=== ENTRIES SHOWN ===

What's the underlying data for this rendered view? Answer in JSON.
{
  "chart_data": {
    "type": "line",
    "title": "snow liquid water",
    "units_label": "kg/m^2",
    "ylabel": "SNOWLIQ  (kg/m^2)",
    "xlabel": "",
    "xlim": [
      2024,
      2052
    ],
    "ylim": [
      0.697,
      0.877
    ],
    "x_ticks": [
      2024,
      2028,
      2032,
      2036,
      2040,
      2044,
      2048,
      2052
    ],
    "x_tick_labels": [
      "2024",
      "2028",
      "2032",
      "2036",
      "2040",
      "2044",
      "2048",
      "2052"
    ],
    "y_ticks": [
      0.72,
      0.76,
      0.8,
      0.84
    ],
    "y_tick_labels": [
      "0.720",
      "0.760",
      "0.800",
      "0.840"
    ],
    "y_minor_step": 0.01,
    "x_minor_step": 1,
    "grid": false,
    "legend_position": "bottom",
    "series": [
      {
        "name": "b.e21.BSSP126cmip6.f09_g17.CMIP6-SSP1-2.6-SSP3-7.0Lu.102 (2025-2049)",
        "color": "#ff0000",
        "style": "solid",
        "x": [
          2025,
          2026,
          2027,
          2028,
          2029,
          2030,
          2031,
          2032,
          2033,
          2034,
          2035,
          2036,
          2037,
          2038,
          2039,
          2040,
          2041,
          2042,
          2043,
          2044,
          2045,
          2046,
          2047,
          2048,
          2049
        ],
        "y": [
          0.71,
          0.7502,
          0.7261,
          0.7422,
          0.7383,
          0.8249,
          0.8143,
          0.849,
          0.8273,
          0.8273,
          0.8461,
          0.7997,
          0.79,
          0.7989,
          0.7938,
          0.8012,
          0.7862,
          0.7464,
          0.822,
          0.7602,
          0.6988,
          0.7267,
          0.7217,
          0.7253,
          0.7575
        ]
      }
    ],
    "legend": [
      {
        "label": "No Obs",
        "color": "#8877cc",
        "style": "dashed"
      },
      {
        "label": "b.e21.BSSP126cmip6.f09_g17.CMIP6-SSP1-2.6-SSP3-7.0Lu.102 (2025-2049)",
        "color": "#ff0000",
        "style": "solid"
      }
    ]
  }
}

===

DIRECTION → Make an exact copy of the records.

FULL RESPONSE →
What's the underlying data for this rendered view? Answer in JSON.
{
  "chart_data": {
    "type": "line",
    "title": "snow liquid water",
    "units_label": "kg/m^2",
    "ylabel": "SNOWLIQ  (kg/m^2)",
    "xlabel": "",
    "xlim": [
      2024,
      2052
    ],
    "ylim": [
      0.697,
      0.877
    ],
    "x_ticks": [
      2024,
      2028,
      2032,
      2036,
      2040,
      2044,
      2048,
      2052
    ],
    "x_tick_labels": [
      "2024",
      "2028",
      "2032",
      "2036",
      "2040",
      "2044",
      "2048",
      "2052"
    ],
    "y_ticks": [
      0.72,
      0.76,
      0.8,
      0.84
    ],
    "y_tick_labels": [
      "0.720",
      "0.760",
      "0.800",
      "0.840"
    ],
    "y_minor_step": 0.01,
    "x_minor_step": 1,
    "grid": false,
    "legend_position": "bottom",
    "series": [
      {
        "name": "b.e21.BSSP126cmip6.f09_g17.CMIP6-SSP1-2.6-SSP3-7.0Lu.102 (2025-2049)",
        "color": "#ff0000",
        "style": "solid",
        "x": [
          2025,
          2026,
          2027,
          2028,
          2029,
          2030,
          2031,
          2032,
          2033,
          2034,
          2035,
          2036,
          2037,
          2038,
          2039,
          2040,
          2041,
          2042,
          2043,
          2044,
          2045,
          2046,
          2047,
          2048,
          2049
        ],
        "y": [
          0.71,
          0.7502,
          0.7261,
          0.7422,
          0.7383,
          0.8249,
          0.8143,
          0.849,
          0.8273,
          0.8273,
          0.8461,
          0.7997,
          0.79,
          0.7989,
          0.7938,
          0.8012,
          0.7862,
          0.7464,
          0.822,
          0.7602,
          0.6988,
          0.7267,
          0.7217,
          0.7253,
          0.7575
        ]
      }
    ],
    "legend": [
      {
        "label": "No Obs",
        "color": "#8877cc",
        "style": "dashed"
      },
      {
        "label": "b.e21.BSSP126cmip6.f09_g17.CMIP6-SSP1-2.6-SSP3-7.0Lu.102 (2025-2049)",
        "color": "#ff0000",
        "style": "solid"
      }
    ]
  }
}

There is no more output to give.